__Written request__
Will you quote all of the entries, word for word?

__Entries__
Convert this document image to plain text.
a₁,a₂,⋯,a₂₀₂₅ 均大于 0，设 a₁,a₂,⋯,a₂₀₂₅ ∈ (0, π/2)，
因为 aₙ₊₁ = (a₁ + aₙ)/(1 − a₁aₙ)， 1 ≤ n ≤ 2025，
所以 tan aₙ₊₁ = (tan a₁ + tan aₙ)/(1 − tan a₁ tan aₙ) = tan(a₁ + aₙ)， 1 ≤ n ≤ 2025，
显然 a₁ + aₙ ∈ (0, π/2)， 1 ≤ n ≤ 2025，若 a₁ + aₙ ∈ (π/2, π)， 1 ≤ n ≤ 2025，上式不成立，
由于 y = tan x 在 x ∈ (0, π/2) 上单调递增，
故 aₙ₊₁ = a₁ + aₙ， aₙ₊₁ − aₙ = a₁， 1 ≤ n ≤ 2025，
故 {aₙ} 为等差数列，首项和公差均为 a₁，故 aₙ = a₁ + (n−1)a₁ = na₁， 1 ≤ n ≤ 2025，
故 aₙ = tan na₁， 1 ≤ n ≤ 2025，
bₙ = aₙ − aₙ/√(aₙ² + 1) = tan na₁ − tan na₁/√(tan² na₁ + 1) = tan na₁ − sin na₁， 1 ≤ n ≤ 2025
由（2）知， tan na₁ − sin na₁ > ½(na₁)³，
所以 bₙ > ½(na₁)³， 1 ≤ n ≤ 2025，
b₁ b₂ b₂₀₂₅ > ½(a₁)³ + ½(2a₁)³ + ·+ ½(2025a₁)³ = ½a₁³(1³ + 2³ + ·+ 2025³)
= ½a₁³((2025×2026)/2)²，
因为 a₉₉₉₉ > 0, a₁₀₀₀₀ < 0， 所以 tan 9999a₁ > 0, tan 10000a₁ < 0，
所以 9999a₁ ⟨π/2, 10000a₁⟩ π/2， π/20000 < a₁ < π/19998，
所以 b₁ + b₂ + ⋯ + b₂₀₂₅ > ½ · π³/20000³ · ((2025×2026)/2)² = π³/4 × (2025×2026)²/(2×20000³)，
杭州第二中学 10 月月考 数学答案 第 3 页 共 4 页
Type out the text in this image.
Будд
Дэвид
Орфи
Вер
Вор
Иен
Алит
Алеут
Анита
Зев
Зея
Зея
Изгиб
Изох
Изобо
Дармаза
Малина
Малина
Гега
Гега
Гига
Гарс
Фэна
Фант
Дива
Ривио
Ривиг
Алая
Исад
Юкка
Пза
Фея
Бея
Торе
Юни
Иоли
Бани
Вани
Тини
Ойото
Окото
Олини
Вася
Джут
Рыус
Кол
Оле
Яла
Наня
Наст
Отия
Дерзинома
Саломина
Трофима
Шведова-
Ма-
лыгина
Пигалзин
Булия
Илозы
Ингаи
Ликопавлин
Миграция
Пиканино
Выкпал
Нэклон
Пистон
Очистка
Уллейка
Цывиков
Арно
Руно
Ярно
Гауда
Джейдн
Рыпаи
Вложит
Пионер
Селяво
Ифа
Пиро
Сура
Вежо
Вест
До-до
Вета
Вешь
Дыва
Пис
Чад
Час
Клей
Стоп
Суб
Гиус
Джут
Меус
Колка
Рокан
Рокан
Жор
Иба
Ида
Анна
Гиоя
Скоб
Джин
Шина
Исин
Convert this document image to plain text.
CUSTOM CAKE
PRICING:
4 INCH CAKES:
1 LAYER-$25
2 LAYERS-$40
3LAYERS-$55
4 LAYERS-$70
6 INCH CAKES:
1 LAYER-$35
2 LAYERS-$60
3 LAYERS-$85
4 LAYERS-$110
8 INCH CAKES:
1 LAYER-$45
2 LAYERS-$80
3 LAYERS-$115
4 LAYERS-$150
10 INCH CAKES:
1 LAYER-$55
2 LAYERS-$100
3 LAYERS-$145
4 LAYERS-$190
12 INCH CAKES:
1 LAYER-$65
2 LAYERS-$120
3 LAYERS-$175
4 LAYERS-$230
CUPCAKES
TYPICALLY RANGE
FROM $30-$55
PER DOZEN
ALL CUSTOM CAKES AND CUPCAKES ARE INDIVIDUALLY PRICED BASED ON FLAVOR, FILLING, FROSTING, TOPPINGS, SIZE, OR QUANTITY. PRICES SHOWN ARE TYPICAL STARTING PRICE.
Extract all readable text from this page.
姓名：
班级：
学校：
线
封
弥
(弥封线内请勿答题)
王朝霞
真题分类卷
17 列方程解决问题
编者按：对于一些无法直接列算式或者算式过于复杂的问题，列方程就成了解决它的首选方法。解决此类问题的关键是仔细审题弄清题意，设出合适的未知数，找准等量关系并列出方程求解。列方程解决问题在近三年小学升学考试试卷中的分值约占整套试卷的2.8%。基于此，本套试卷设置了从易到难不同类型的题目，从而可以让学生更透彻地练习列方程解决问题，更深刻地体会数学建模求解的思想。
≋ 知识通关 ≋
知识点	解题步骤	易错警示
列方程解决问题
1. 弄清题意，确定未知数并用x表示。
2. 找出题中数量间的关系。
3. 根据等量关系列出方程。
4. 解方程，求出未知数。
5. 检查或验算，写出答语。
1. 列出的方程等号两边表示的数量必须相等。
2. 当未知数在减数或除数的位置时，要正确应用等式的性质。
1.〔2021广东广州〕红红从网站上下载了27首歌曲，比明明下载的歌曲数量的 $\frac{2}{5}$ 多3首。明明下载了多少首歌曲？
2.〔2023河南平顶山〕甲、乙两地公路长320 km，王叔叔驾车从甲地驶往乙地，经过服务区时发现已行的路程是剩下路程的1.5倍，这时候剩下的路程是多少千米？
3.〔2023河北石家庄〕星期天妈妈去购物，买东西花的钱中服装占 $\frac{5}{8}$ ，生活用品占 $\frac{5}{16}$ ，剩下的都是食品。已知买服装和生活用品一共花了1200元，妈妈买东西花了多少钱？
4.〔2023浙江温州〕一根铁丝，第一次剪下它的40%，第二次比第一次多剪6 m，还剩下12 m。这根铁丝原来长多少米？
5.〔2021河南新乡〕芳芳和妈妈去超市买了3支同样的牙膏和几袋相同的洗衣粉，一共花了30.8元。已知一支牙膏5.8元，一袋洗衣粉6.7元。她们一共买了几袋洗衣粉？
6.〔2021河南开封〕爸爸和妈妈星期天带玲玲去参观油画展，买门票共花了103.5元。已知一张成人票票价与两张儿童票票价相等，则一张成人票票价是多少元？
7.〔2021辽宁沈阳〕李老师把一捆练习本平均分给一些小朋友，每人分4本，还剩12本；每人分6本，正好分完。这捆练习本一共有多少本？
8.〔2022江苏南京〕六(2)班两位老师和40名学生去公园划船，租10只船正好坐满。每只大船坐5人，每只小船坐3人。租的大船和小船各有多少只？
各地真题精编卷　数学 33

__Solution for this exercise__
Convert this document image to plain text.
a₁,a₂,⋯,a₂₀₂₅ 均大于 0，设 a₁,a₂,⋯,a₂₀₂₅ ∈ (0, π/2)，
因为 aₙ₊₁ = (a₁ + aₙ)/(1 − a₁aₙ)， 1 ≤ n ≤ 2025，
所以 tan aₙ₊₁ = (tan a₁ + tan aₙ)/(1 − tan a₁ tan aₙ) = tan(a₁ + aₙ)， 1 ≤ n ≤ 2025，
显然 a₁ + aₙ ∈ (0, π/2)， 1 ≤ n ≤ 2025，若 a₁ + aₙ ∈ (π/2, π)， 1 ≤ n ≤ 2025，上式不成立，
由于 y = tan x 在 x ∈ (0, π/2) 上单调递增，
故 aₙ₊₁ = a₁ + aₙ， aₙ₊₁ − aₙ = a₁， 1 ≤ n ≤ 2025，
故 {aₙ} 为等差数列，首项和公差均为 a₁，故 aₙ = a₁ + (n−1)a₁ = na₁， 1 ≤ n ≤ 2025，
故 aₙ = tan na₁， 1 ≤ n ≤ 2025，
bₙ = aₙ − aₙ/√(aₙ² + 1) = tan na₁ − tan na₁/√(tan² na₁ + 1) = tan na₁ − sin na₁， 1 ≤ n ≤ 2025
由（2）知， tan na₁ − sin na₁ > ½(na₁)³，
所以 bₙ > ½(na₁)³， 1 ≤ n ≤ 2025，
b₁ b₂ b₂₀₂₅ > ½(a₁)³ + ½(2a₁)³ + ·+ ½(2025a₁)³ = ½a₁³(1³ + 2³ + ·+ 2025³)
= ½a₁³((2025×2026)/2)²，
因为 a₉₉₉₉ > 0, a₁₀₀₀₀ < 0， 所以 tan 9999a₁ > 0, tan 10000a₁ < 0，
所以 9999a₁ ⟨π/2, 10000a₁⟩ π/2， π/20000 < a₁ < π/19998，
所以 b₁ + b₂ + ⋯ + b₂₀₂₅ > ½ · π³/20000³ · ((2025×2026)/2)² = π³/4 × (2025×2026)²/(2×20000³)，
杭州第二中学 10 月月考 数学答案 第 3 页 共 4 页
Type out the text in this image.
Будд
Дэвид
Орфи
Вер
Вор
Иен
Алит
Алеут
Анита
Зев
Зея
Зея
Изгиб
Изох
Изобо
Дармаза
Малина
Малина
Гега
Гега
Гига
Гарс
Фэна
Фант
Дива
Ривио
Ривиг
Алая
Исад
Юкка
Пза
Фея
Бея
Торе
Юни
Иоли
Бани
Вани
Тини
Ойото
Окото
Олини
Вася
Джут
Рыус
Кол
Оле
Яла
Наня
Наст
Отия
Дерзинома
Саломина
Трофима
Шведова-
Ма-
лыгина
Пигалзин
Булия
Илозы
Ингаи
Ликопавлин
Миграция
Пиканино
Выкпал
Нэклон
Пистон
Очистка
Уллейка
Цывиков
Арно
Руно
Ярно
Гауда
Джейдн
Рыпаи
Вложит
Пионер
Селяво
Ифа
Пиро
Сура
Вежо
Вест
До-до
Вета
Вешь
Дыва
Пис
Чад
Час
Клей
Стоп
Суб
Гиус
Джут
Меус
Колка
Рокан
Рокан
Жор
Иба
Ида
Анна
Гиоя
Скоб
Джин
Шина
Исин
Convert this document image to plain text.
CUSTOM CAKE
PRICING:
4 INCH CAKES:
1 LAYER-$25
2 LAYERS-$40
3LAYERS-$55
4 LAYERS-$70
6 INCH CAKES:
1 LAYER-$35
2 LAYERS-$60
3 LAYERS-$85
4 LAYERS-$110
8 INCH CAKES:
1 LAYER-$45
2 LAYERS-$80
3 LAYERS-$115
4 LAYERS-$150
10 INCH CAKES:
1 LAYER-$55
2 LAYERS-$100
3 LAYERS-$145
4 LAYERS-$190
12 INCH CAKES:
1 LAYER-$65
2 LAYERS-$120
3 LAYERS-$175
4 LAYERS-$230
CUPCAKES
TYPICALLY RANGE
FROM $30-$55
PER DOZEN
ALL CUSTOM CAKES AND CUPCAKES ARE INDIVIDUALLY PRICED BASED ON FLAVOR, FILLING, FROSTING, TOPPINGS, SIZE, OR QUANTITY. PRICES SHOWN ARE TYPICAL STARTING PRICE.
Extract all readable text from this page.
姓名：
班级：
学校：
线
封
弥
(弥封线内请勿答题)
王朝霞
真题分类卷
17 列方程解决问题
编者按：对于一些无法直接列算式或者算式过于复杂的问题，列方程就成了解决它的首选方法。解决此类问题的关键是仔细审题弄清题意，设出合适的未知数，找准等量关系并列出方程求解。列方程解决问题在近三年小学升学考试试卷中的分值约占整套试卷的2.8%。基于此，本套试卷设置了从易到难不同类型的题目，从而可以让学生更透彻地练习列方程解决问题，更深刻地体会数学建模求解的思想。
≋ 知识通关 ≋
知识点	解题步骤	易错警示
列方程解决问题
1. 弄清题意，确定未知数并用x表示。
2. 找出题中数量间的关系。
3. 根据等量关系列出方程。
4. 解方程，求出未知数。
5. 检查或验算，写出答语。
1. 列出的方程等号两边表示的数量必须相等。
2. 当未知数在减数或除数的位置时，要正确应用等式的性质。
1.〔2021广东广州〕红红从网站上下载了27首歌曲，比明明下载的歌曲数量的 $\frac{2}{5}$ 多3首。明明下载了多少首歌曲？
2.〔2023河南平顶山〕甲、乙两地公路长320 km，王叔叔驾车从甲地驶往乙地，经过服务区时发现已行的路程是剩下路程的1.5倍，这时候剩下的路程是多少千米？
3.〔2023河北石家庄〕星期天妈妈去购物，买东西花的钱中服装占 $\frac{5}{8}$ ，生活用品占 $\frac{5}{16}$ ，剩下的都是食品。已知买服装和生活用品一共花了1200元，妈妈买东西花了多少钱？
4.〔2023浙江温州〕一根铁丝，第一次剪下它的40%，第二次比第一次多剪6 m，还剩下12 m。这根铁丝原来长多少米？
5.〔2021河南新乡〕芳芳和妈妈去超市买了3支同样的牙膏和几袋相同的洗衣粉，一共花了30.8元。已知一支牙膏5.8元，一袋洗衣粉6.7元。她们一共买了几袋洗衣粉？
6.〔2021河南开封〕爸爸和妈妈星期天带玲玲去参观油画展，买门票共花了103.5元。已知一张成人票票价与两张儿童票票价相等，则一张成人票票价是多少元？
7.〔2021辽宁沈阳〕李老师把一捆练习本平均分给一些小朋友，每人分4本，还剩12本；每人分6本，正好分完。这捆练习本一共有多少本？
8.〔2022江苏南京〕六(2)班两位老师和40名学生去公园划船，租10只船正好坐满。每只大船坐5人，每只小船坐3人。租的大船和小船各有多少只？
各地真题精编卷　数学 33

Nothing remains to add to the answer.